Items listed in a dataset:
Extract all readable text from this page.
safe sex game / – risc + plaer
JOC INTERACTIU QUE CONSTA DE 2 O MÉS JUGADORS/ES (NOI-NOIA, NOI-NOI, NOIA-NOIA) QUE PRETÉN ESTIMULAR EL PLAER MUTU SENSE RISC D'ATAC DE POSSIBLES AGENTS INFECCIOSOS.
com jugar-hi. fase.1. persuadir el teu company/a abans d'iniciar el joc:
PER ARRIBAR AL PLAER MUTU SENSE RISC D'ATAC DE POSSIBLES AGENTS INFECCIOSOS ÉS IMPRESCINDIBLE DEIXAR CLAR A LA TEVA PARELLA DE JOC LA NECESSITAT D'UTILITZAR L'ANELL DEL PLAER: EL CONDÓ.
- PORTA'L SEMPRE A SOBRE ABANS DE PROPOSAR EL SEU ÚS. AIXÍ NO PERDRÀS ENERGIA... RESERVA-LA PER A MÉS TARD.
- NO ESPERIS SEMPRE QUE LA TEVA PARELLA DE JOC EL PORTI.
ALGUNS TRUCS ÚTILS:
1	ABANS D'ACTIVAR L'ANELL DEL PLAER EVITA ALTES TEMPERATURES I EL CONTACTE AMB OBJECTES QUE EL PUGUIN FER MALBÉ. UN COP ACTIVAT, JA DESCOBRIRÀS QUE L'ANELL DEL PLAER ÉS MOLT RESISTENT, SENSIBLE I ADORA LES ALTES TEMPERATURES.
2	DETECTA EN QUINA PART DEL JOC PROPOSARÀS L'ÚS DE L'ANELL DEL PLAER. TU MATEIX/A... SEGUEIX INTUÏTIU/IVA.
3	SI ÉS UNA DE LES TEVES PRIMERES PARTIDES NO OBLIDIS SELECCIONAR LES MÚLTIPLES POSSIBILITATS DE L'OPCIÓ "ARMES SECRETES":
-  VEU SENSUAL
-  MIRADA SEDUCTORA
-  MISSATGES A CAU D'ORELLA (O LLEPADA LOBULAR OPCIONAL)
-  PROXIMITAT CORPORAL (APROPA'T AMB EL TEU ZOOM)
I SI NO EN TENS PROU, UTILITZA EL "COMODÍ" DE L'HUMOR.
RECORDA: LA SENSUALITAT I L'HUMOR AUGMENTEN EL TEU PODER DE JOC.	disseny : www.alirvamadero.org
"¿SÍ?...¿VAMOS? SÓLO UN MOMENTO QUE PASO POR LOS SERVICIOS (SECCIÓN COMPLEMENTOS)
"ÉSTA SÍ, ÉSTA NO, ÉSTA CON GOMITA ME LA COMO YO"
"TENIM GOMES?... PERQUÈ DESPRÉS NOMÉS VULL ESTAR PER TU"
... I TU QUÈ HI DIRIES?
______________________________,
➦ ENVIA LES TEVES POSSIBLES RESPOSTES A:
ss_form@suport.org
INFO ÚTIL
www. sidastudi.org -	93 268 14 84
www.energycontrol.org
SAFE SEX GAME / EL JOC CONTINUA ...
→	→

--

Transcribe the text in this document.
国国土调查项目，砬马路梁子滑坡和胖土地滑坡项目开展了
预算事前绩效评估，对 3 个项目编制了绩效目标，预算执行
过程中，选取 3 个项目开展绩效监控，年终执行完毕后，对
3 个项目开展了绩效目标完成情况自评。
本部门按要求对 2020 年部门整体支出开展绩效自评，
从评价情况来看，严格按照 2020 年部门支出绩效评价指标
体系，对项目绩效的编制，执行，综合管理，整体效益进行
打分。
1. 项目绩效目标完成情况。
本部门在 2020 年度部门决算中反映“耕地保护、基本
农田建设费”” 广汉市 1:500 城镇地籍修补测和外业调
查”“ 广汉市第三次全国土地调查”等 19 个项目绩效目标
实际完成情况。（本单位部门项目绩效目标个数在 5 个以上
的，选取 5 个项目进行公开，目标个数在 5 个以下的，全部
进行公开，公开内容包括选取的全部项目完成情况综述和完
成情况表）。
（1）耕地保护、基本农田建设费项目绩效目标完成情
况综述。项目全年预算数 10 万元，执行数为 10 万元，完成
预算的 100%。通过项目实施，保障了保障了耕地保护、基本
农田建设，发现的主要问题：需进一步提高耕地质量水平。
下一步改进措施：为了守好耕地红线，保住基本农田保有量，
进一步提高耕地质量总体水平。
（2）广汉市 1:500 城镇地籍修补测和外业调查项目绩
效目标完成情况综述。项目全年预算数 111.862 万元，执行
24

---

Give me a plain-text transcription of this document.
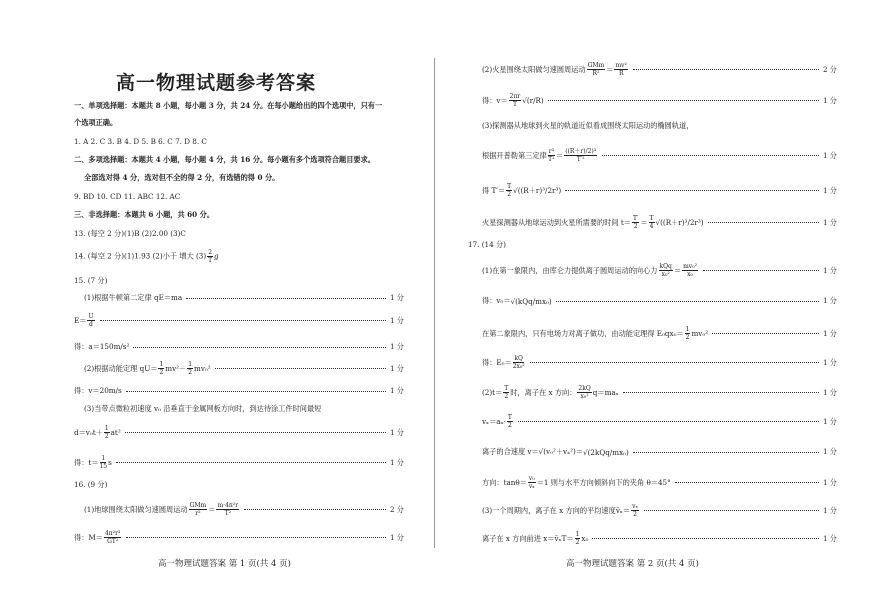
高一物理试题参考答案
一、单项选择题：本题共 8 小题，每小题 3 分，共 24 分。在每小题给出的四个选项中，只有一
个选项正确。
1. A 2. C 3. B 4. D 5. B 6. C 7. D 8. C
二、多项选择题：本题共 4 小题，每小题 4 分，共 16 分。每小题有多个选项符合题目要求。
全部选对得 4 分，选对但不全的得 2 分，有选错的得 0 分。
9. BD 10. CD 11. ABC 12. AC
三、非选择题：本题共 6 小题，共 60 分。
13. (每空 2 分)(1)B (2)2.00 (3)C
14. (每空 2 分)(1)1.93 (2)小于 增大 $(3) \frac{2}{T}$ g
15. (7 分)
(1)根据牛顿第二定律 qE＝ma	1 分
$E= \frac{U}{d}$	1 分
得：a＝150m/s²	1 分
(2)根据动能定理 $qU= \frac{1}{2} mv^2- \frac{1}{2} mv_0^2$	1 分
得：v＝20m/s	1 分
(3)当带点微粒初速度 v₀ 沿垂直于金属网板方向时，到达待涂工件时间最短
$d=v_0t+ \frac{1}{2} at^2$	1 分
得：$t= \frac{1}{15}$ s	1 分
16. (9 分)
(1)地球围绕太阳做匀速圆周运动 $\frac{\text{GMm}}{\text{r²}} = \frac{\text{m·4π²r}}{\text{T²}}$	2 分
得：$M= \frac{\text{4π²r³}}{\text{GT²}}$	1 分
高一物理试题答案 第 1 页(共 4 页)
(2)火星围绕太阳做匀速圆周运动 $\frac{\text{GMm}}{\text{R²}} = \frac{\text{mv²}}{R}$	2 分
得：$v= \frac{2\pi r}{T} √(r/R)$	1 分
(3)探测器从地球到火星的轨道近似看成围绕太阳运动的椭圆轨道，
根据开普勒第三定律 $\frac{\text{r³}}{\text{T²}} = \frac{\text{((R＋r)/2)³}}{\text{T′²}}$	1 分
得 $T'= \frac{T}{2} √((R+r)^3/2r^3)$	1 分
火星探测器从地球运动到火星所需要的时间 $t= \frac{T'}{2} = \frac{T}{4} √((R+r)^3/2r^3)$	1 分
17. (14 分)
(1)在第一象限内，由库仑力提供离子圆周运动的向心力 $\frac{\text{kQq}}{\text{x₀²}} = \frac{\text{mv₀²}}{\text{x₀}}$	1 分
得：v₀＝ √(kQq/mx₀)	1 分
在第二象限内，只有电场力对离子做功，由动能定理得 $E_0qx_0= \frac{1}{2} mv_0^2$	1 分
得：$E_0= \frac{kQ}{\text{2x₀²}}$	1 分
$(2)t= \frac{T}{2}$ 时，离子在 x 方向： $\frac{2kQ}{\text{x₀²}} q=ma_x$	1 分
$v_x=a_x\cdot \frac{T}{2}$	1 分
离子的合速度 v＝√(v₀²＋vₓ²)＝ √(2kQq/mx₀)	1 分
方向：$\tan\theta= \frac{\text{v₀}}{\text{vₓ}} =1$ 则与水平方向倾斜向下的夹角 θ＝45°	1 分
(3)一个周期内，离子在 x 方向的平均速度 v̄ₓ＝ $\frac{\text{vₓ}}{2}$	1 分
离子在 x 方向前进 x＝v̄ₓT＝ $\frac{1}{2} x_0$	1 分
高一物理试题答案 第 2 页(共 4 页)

**TASK DESCRIPTION:**
Look through the listing above. Pick out each line with "MUTU" and copy it.

**RESPONSE:**
JOC INTERACTIU QUE CONSTA DE 2 O MÉS JUGADORS/ES (NOI-NOIA, NOI-NOI, NOIA-NOIA) QUE PRETÉN ESTIMULAR EL PLAER MUTU SENSE RISC D'ATAC DE POSSIBLES AGENTS INFECCIOSOS.
PER ARRIBAR AL PLAER MUTU SENSE RISC D'ATAC DE POSSIBLES AGENTS INFECCIOSOS ÉS IMPRESCINDIBLE DEIXAR CLAR A LA TEVA PARELLA DE JOC LA NECESSITAT D'UTILITZAR L'ANELL DEL PLAER: EL CONDÓ.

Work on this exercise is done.